[Data records]
——————————
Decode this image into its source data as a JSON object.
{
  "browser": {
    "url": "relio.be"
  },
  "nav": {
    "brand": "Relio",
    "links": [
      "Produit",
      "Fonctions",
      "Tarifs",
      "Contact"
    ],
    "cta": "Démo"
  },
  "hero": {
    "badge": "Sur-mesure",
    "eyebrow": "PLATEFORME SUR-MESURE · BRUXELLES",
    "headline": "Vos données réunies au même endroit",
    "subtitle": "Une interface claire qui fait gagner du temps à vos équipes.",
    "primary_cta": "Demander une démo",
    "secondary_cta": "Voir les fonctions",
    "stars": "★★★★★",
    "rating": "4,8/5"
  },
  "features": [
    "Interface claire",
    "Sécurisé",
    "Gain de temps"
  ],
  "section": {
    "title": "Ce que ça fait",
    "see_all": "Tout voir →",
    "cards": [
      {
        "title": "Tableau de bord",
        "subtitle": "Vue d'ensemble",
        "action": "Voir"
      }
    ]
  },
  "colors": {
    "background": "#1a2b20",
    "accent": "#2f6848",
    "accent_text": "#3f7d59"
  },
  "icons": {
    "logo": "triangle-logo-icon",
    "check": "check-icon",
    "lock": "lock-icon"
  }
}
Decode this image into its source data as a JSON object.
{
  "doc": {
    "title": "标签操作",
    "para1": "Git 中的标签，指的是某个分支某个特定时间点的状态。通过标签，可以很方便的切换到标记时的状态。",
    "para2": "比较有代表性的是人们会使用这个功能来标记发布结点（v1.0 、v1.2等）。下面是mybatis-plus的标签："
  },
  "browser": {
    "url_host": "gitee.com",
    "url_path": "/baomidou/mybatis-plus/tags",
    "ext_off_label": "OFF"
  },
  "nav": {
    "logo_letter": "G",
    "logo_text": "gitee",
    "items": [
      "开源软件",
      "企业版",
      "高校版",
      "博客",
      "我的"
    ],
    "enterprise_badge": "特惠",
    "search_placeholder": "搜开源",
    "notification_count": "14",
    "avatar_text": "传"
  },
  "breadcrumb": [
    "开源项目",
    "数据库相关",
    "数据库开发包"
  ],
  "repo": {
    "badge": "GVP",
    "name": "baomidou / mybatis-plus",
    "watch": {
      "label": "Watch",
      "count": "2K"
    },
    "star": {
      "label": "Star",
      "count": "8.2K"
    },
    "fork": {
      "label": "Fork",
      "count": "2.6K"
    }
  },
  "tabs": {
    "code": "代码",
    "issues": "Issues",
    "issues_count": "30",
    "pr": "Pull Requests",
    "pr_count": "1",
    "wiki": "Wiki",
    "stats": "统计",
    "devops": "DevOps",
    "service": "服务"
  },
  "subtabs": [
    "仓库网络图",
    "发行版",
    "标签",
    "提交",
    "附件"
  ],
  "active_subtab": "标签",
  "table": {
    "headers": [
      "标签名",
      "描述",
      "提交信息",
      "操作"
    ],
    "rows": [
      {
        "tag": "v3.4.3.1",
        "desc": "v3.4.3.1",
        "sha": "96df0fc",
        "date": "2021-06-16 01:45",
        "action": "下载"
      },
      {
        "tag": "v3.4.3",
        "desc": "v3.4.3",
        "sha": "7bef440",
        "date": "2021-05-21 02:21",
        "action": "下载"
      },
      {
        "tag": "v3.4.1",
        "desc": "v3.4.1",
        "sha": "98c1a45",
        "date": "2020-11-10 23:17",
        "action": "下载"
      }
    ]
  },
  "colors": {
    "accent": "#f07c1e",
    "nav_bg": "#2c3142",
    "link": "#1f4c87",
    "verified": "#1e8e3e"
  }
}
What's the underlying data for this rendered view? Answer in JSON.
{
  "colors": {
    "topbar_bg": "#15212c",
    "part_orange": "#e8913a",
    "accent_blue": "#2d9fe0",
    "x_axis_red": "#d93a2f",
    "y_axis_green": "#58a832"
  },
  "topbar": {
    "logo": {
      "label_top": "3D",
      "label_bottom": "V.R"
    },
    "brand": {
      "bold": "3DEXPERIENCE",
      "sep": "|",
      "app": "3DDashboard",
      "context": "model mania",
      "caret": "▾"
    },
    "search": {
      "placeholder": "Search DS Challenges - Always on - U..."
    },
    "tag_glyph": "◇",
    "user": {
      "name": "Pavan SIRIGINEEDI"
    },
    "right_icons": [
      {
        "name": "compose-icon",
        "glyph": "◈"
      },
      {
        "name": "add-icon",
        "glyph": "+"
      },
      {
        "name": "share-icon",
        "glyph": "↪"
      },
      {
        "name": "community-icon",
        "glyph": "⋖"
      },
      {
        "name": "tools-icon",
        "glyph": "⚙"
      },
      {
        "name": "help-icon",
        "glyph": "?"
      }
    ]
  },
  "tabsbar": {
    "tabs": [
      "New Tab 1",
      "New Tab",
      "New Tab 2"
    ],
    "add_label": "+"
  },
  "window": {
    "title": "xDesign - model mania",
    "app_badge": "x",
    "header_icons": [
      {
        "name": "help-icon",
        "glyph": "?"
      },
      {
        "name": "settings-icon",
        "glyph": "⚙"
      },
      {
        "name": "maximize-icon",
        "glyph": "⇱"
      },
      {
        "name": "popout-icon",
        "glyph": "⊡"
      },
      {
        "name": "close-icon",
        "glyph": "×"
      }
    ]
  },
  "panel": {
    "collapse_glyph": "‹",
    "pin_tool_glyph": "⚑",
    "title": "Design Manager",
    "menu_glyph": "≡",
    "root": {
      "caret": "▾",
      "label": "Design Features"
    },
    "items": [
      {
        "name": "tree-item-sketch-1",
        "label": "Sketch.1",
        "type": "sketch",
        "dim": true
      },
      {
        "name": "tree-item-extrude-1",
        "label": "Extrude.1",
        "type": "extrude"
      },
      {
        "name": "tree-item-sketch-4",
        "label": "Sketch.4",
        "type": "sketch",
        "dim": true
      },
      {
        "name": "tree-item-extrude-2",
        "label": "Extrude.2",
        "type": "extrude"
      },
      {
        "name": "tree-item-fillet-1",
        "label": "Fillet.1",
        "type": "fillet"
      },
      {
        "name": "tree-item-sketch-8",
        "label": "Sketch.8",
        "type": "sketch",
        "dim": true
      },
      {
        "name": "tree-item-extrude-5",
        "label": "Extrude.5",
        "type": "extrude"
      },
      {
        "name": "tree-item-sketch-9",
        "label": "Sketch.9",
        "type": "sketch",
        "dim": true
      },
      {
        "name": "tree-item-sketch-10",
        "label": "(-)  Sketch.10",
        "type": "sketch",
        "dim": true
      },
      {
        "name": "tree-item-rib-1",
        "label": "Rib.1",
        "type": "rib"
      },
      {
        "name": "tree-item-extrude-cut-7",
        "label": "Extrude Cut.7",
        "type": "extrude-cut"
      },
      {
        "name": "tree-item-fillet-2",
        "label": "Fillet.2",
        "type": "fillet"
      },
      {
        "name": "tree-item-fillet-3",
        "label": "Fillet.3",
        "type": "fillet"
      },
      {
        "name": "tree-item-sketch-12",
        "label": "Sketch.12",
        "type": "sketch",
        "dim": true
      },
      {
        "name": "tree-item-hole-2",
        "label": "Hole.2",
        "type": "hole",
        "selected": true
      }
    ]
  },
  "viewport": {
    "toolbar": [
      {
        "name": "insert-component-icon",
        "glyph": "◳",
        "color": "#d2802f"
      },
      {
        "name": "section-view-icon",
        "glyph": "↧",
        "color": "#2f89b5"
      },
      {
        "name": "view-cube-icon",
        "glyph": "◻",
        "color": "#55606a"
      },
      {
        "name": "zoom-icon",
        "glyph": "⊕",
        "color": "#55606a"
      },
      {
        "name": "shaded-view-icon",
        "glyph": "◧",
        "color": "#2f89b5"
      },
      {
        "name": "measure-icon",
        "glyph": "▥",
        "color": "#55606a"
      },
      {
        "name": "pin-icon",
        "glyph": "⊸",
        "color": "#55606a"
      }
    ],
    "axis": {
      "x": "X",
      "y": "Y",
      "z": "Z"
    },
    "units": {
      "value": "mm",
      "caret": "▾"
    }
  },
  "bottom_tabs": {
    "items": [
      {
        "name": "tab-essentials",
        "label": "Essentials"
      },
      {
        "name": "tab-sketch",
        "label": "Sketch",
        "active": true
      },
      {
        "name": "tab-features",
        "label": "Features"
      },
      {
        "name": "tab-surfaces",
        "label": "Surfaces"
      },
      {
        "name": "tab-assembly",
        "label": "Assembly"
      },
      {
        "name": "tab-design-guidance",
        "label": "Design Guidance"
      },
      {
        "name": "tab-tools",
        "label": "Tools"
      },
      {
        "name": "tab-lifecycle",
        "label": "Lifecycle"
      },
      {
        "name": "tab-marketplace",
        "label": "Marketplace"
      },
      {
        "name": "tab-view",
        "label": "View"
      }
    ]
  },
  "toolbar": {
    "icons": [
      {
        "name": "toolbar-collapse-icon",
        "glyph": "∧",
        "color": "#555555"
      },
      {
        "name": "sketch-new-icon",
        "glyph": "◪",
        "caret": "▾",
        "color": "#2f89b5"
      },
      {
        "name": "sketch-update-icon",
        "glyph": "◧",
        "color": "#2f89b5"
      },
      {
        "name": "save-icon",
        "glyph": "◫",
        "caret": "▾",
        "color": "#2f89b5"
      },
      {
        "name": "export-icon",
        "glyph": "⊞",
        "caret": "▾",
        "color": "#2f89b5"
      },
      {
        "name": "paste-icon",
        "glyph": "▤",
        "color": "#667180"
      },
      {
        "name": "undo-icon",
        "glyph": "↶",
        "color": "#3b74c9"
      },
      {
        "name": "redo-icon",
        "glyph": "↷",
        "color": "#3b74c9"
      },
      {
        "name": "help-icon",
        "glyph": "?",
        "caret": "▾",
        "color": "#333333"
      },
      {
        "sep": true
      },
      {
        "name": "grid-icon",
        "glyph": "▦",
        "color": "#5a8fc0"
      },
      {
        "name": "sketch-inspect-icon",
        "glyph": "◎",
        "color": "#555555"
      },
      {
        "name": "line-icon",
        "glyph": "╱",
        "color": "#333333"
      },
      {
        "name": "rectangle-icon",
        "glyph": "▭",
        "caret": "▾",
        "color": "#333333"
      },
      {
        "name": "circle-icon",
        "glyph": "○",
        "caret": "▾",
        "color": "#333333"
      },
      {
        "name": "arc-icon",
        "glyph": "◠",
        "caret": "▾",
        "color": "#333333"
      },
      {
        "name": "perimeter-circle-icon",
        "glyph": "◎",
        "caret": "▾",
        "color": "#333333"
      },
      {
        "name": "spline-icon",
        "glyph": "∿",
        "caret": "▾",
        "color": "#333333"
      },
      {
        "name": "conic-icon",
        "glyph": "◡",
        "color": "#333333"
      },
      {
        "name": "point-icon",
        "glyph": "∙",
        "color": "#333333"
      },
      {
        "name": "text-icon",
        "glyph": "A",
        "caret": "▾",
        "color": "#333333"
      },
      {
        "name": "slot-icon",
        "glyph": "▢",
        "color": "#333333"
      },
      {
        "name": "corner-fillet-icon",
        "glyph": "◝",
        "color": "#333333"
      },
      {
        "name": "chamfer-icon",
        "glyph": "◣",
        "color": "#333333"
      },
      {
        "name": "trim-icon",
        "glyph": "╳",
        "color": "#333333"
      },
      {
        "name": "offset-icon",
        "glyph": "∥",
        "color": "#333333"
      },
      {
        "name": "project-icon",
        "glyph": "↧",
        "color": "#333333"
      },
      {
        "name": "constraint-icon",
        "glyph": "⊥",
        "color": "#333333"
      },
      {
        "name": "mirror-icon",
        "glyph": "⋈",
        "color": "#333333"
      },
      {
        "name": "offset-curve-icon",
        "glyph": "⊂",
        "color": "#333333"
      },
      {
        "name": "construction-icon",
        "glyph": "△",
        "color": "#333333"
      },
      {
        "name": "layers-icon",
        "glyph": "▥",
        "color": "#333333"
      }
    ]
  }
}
——————————
Each line with the string "baomidou" in it needs to be found and copied.

    "url_path": "/baomidou/mybatis-plus/tags",
    "name": "baomidou / mybatis-plus",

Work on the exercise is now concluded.